▶ **The problem**
Please retype the data in full and exactly; the pictures are not part of the copy.

▶ **Stored records**

----------

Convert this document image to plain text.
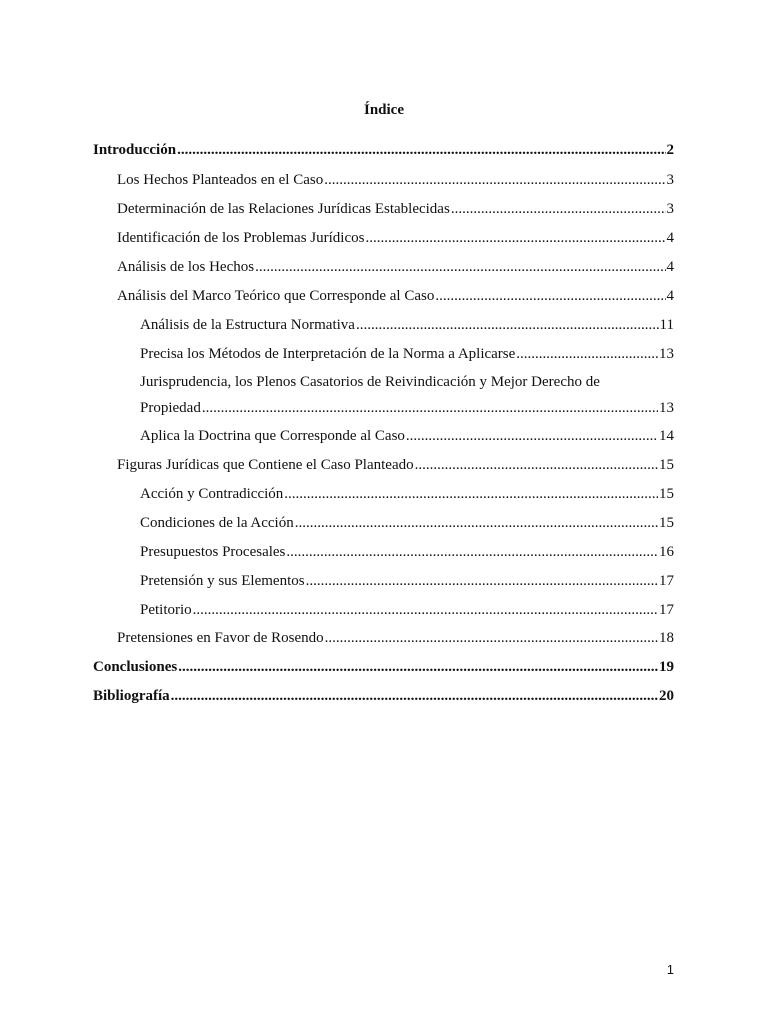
Índice
Introducción .....	2
Los Hechos Planteados en el Caso .....	3
Determinación de las Relaciones Jurídicas Establecidas .....	3
Identificación de los Problemas Jurídicos .....	4
Análisis de los Hechos .....	4
Análisis del Marco Teórico que Corresponde al Caso .....	4
Análisis de la Estructura Normativa .....	11
Precisa los Métodos de Interpretación de la Norma a Aplicarse .....	13
Jurisprudencia, los Plenos Casatorios de Reivindicación y Mejor Derecho de
Propiedad .....	13
Aplica la Doctrina que Corresponde al Caso .....	14
Figuras Jurídicas que Contiene el Caso Planteado .....	15
Acción y Contradicción .....	15
Condiciones de la Acción .....	15
Presupuestos Procesales .....	16
Pretensión y sus Elementos .....	17
Petitorio .....	17
Pretensiones en Favor de Rosendo .....	18
Conclusiones .....	19
Bibliografía .....	20
1
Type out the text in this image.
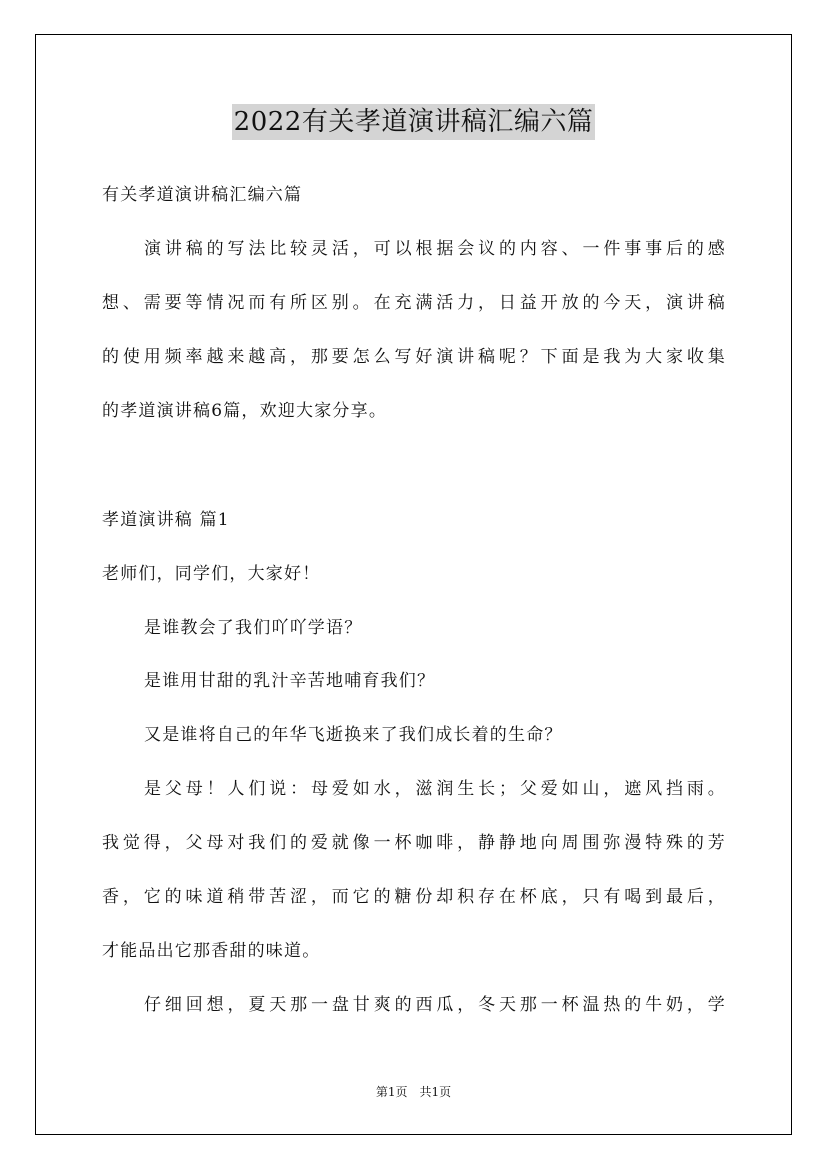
2022有关孝道演讲稿汇编六篇
有关孝道演讲稿汇编六篇
演讲稿的写法比较灵活，可以根据会议的内容、一件事事后的感
想、需要等情况而有所区别。在充满活力，日益开放的今天，演讲稿
的使用频率越来越高，那要怎么写好演讲稿呢？下面是我为大家收集
的孝道演讲稿6篇，欢迎大家分享。
孝道演讲稿 篇1
老师们，同学们，大家好！
是谁教会了我们吖吖学语？
是谁用甘甜的乳汁辛苦地哺育我们？
又是谁将自己的年华飞逝换来了我们成长着的生命？
是父母！人们说：母爱如水，滋润生长；父爱如山，遮风挡雨。
我觉得，父母对我们的爱就像一杯咖啡，静静地向周围弥漫特殊的芳
香，它的味道稍带苦涩，而它的糖份却积存在杯底，只有喝到最后，
才能品出它那香甜的味道。
仔细回想，夏天那一盘甘爽的西瓜，冬天那一杯温热的牛奶，学
第1页 共1页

----------

▶ **Answer to this exercise**
Convert this document image to plain text.
Índice
Introducción .....	2
Los Hechos Planteados en el Caso .....	3
Determinación de las Relaciones Jurídicas Establecidas .....	3
Identificación de los Problemas Jurídicos .....	4
Análisis de los Hechos .....	4
Análisis del Marco Teórico que Corresponde al Caso .....	4
Análisis de la Estructura Normativa .....	11
Precisa los Métodos de Interpretación de la Norma a Aplicarse .....	13
Jurisprudencia, los Plenos Casatorios de Reivindicación y Mejor Derecho de
Propiedad .....	13
Aplica la Doctrina que Corresponde al Caso .....	14
Figuras Jurídicas que Contiene el Caso Planteado .....	15
Acción y Contradicción .....	15
Condiciones de la Acción .....	15
Presupuestos Procesales .....	16
Pretensión y sus Elementos .....	17
Petitorio .....	17
Pretensiones en Favor de Rosendo .....	18
Conclusiones .....	19
Bibliografía .....	20
1
Type out the text in this image.
2022有关孝道演讲稿汇编六篇
有关孝道演讲稿汇编六篇
演讲稿的写法比较灵活，可以根据会议的内容、一件事事后的感
想、需要等情况而有所区别。在充满活力，日益开放的今天，演讲稿
的使用频率越来越高，那要怎么写好演讲稿呢？下面是我为大家收集
的孝道演讲稿6篇，欢迎大家分享。
孝道演讲稿 篇1
老师们，同学们，大家好！
是谁教会了我们吖吖学语？
是谁用甘甜的乳汁辛苦地哺育我们？
又是谁将自己的年华飞逝换来了我们成长着的生命？
是父母！人们说：母爱如水，滋润生长；父爱如山，遮风挡雨。
我觉得，父母对我们的爱就像一杯咖啡，静静地向周围弥漫特殊的芳
香，它的味道稍带苦涩，而它的糖份却积存在杯底，只有喝到最后，
才能品出它那香甜的味道。
仔细回想，夏天那一盘甘爽的西瓜，冬天那一杯温热的牛奶，学
第1页 共1页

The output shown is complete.